▶ WRITTEN PROBLEM
Return only the count of lines in which the word "name" appears.

Records excerpted from a collection
--
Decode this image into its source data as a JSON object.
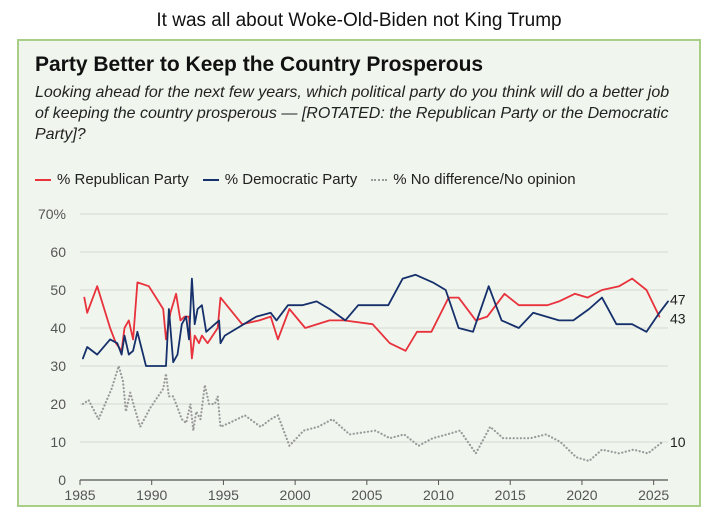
{
  "caption": "It was all about Woke-Old-Biden not King Trump",
  "colors": {
    "republican": "#e8323c",
    "democratic": "#16306b",
    "none": "#9a9a9a",
    "border": "#a9cf86",
    "background": "#f0f5ee"
  },
  "chart_data": {
    "type": "line",
    "title": "Party Better to Keep the Country Prosperous",
    "subtitle": "Looking ahead for the next few years, which political party do you think will do a better job of keeping the country prosperous — [ROTATED: the Republican Party or the Democratic Party]?",
    "xlabel": "",
    "ylabel": "",
    "xlim": [
      1985,
      2026
    ],
    "ylim": [
      0,
      70
    ],
    "x_ticks": [
      1985,
      1990,
      1995,
      2000,
      2005,
      2010,
      2015,
      2020,
      2025
    ],
    "y_ticks": [
      0,
      10,
      20,
      30,
      40,
      50,
      60,
      70
    ],
    "y_tick_labels": [
      "0",
      "10",
      "20",
      "30",
      "40",
      "50",
      "60",
      "70%"
    ],
    "grid": true,
    "legend_position": "top-left",
    "series": [
      {
        "key": "republican",
        "name": "% Republican Party",
        "color": "#e8323c",
        "style": "solid",
        "end_label": "43",
        "points": [
          [
            1985.3,
            48
          ],
          [
            1985.5,
            44
          ],
          [
            1986.2,
            51
          ],
          [
            1987.1,
            40
          ],
          [
            1987.5,
            36
          ],
          [
            1987.9,
            34
          ],
          [
            1988.1,
            40
          ],
          [
            1988.4,
            42
          ],
          [
            1988.7,
            37
          ],
          [
            1989.0,
            52
          ],
          [
            1989.8,
            51
          ],
          [
            1990.8,
            45
          ],
          [
            1991.0,
            37
          ],
          [
            1991.3,
            44
          ],
          [
            1991.7,
            49
          ],
          [
            1992.0,
            42
          ],
          [
            1992.3,
            43
          ],
          [
            1992.6,
            43
          ],
          [
            1992.8,
            32
          ],
          [
            1993.0,
            38
          ],
          [
            1993.3,
            36
          ],
          [
            1993.5,
            38
          ],
          [
            1993.9,
            36
          ],
          [
            1994.6,
            40
          ],
          [
            1994.8,
            48
          ],
          [
            1996.3,
            41
          ],
          [
            1997.5,
            42
          ],
          [
            1998.3,
            43
          ],
          [
            1998.8,
            37
          ],
          [
            1999.6,
            45
          ],
          [
            2000.7,
            40
          ],
          [
            2002.4,
            42
          ],
          [
            2003.4,
            42
          ],
          [
            2005.4,
            41
          ],
          [
            2006.6,
            36
          ],
          [
            2007.7,
            34
          ],
          [
            2008.5,
            39
          ],
          [
            2009.5,
            39
          ],
          [
            2010.7,
            48
          ],
          [
            2011.4,
            48
          ],
          [
            2012.6,
            42
          ],
          [
            2013.4,
            43
          ],
          [
            2014.6,
            49
          ],
          [
            2015.6,
            46
          ],
          [
            2017.6,
            46
          ],
          [
            2018.4,
            47
          ],
          [
            2019.5,
            49
          ],
          [
            2020.4,
            48
          ],
          [
            2021.4,
            50
          ],
          [
            2022.6,
            51
          ],
          [
            2023.5,
            53
          ],
          [
            2024.5,
            50
          ],
          [
            2025.4,
            43
          ]
        ]
      },
      {
        "key": "democratic",
        "name": "% Democratic Party",
        "color": "#16306b",
        "style": "solid",
        "end_label": "47",
        "points": [
          [
            1985.2,
            32
          ],
          [
            1985.5,
            35
          ],
          [
            1986.2,
            33
          ],
          [
            1987.1,
            37
          ],
          [
            1987.6,
            36
          ],
          [
            1987.9,
            33
          ],
          [
            1988.1,
            38
          ],
          [
            1988.4,
            33
          ],
          [
            1988.7,
            34
          ],
          [
            1989.0,
            39
          ],
          [
            1989.6,
            30
          ],
          [
            1990.6,
            30
          ],
          [
            1991.0,
            30
          ],
          [
            1991.2,
            45
          ],
          [
            1991.5,
            31
          ],
          [
            1991.8,
            33
          ],
          [
            1992.1,
            41
          ],
          [
            1992.4,
            43
          ],
          [
            1992.6,
            37
          ],
          [
            1992.8,
            53
          ],
          [
            1993.0,
            41
          ],
          [
            1993.2,
            45
          ],
          [
            1993.5,
            46
          ],
          [
            1993.8,
            39
          ],
          [
            1994.7,
            42
          ],
          [
            1994.8,
            36
          ],
          [
            1995.1,
            38
          ],
          [
            1997.3,
            43
          ],
          [
            1998.3,
            44
          ],
          [
            1998.7,
            42
          ],
          [
            1999.5,
            46
          ],
          [
            2000.5,
            46
          ],
          [
            2001.5,
            47
          ],
          [
            2002.4,
            45
          ],
          [
            2003.5,
            42
          ],
          [
            2004.4,
            46
          ],
          [
            2005.4,
            46
          ],
          [
            2006.5,
            46
          ],
          [
            2007.5,
            53
          ],
          [
            2008.4,
            54
          ],
          [
            2009.6,
            52
          ],
          [
            2010.5,
            50
          ],
          [
            2011.4,
            40
          ],
          [
            2012.4,
            39
          ],
          [
            2013.5,
            51
          ],
          [
            2014.4,
            42
          ],
          [
            2015.6,
            40
          ],
          [
            2016.6,
            44
          ],
          [
            2018.4,
            42
          ],
          [
            2019.4,
            42
          ],
          [
            2020.5,
            45
          ],
          [
            2021.4,
            48
          ],
          [
            2022.4,
            41
          ],
          [
            2023.5,
            41
          ],
          [
            2024.5,
            39
          ],
          [
            2025.4,
            44
          ],
          [
            2026.0,
            47
          ]
        ]
      },
      {
        "key": "none",
        "name": "% No difference/No opinion",
        "color": "#9a9a9a",
        "style": "dotted",
        "end_label": "10",
        "points": [
          [
            1985.2,
            20
          ],
          [
            1985.6,
            21
          ],
          [
            1986.3,
            16
          ],
          [
            1987.2,
            24
          ],
          [
            1987.7,
            30
          ],
          [
            1988.0,
            26
          ],
          [
            1988.2,
            18
          ],
          [
            1988.5,
            23
          ],
          [
            1988.8,
            19
          ],
          [
            1989.2,
            14
          ],
          [
            1989.9,
            19
          ],
          [
            1990.8,
            24
          ],
          [
            1991.0,
            28
          ],
          [
            1991.2,
            22
          ],
          [
            1991.5,
            22
          ],
          [
            1991.8,
            19
          ],
          [
            1992.1,
            16
          ],
          [
            1992.4,
            15
          ],
          [
            1992.7,
            20
          ],
          [
            1992.9,
            13
          ],
          [
            1993.1,
            18
          ],
          [
            1993.4,
            16
          ],
          [
            1993.7,
            25
          ],
          [
            1994.0,
            20
          ],
          [
            1994.4,
            20
          ],
          [
            1994.6,
            22
          ],
          [
            1994.8,
            14
          ],
          [
            1995.4,
            15
          ],
          [
            1996.5,
            17
          ],
          [
            1997.6,
            14
          ],
          [
            1998.3,
            16
          ],
          [
            1998.8,
            17
          ],
          [
            1999.6,
            9
          ],
          [
            2000.6,
            13
          ],
          [
            2001.6,
            14
          ],
          [
            2002.6,
            16
          ],
          [
            2003.8,
            12
          ],
          [
            2005.6,
            13
          ],
          [
            2006.6,
            11
          ],
          [
            2007.6,
            12
          ],
          [
            2008.6,
            9
          ],
          [
            2009.6,
            11
          ],
          [
            2010.6,
            12
          ],
          [
            2011.5,
            13
          ],
          [
            2012.6,
            7
          ],
          [
            2013.6,
            14
          ],
          [
            2014.5,
            11
          ],
          [
            2016.4,
            11
          ],
          [
            2017.5,
            12
          ],
          [
            2018.5,
            10
          ],
          [
            2019.6,
            6
          ],
          [
            2020.5,
            5
          ],
          [
            2021.4,
            8
          ],
          [
            2022.6,
            7
          ],
          [
            2023.6,
            8
          ],
          [
            2024.6,
            7
          ],
          [
            2025.6,
            10
          ]
        ]
      }
    ]
  }
}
--
▶ EXPECTED OUTPUT
3